── ROWS ──

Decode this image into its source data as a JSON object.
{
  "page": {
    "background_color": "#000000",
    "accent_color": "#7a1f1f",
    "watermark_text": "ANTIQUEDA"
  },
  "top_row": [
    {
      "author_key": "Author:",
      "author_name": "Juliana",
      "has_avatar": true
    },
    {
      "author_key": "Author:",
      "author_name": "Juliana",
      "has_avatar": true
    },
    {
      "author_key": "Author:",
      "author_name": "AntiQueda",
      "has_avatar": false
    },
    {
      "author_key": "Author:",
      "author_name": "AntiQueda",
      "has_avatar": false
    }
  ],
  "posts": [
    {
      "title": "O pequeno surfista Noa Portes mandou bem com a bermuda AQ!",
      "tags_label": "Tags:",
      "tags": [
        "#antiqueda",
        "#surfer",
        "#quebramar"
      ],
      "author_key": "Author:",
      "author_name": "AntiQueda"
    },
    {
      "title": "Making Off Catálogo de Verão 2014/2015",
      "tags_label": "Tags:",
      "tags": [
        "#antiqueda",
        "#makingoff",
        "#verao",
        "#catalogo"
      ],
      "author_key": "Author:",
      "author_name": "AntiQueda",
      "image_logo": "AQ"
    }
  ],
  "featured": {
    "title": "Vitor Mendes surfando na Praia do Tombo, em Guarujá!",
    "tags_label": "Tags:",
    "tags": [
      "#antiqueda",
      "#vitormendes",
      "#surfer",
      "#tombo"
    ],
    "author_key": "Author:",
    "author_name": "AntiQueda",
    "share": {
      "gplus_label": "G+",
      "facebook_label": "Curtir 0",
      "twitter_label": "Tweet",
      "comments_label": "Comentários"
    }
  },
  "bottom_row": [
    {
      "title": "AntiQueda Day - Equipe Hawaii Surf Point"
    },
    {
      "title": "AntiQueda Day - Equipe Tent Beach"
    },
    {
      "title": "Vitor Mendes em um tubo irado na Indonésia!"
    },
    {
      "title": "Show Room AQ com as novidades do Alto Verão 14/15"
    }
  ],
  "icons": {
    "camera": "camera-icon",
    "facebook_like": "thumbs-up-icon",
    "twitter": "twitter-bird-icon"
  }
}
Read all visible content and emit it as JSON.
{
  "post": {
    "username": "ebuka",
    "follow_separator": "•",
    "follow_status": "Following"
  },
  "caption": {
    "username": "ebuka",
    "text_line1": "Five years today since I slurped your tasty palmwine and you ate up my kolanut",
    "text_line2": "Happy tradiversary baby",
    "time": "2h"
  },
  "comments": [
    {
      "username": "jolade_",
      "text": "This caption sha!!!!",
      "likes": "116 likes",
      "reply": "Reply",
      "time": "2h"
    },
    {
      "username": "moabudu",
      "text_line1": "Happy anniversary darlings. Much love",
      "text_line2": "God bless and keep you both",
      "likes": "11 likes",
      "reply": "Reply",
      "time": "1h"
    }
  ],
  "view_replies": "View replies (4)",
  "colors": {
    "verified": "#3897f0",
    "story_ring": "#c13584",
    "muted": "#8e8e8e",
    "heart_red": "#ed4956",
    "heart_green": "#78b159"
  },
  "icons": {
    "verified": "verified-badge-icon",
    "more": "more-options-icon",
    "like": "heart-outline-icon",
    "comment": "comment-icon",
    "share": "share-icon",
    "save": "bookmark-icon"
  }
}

───

Tell how many lines include "username". The number is the whole answer.

→ RESPONSE
4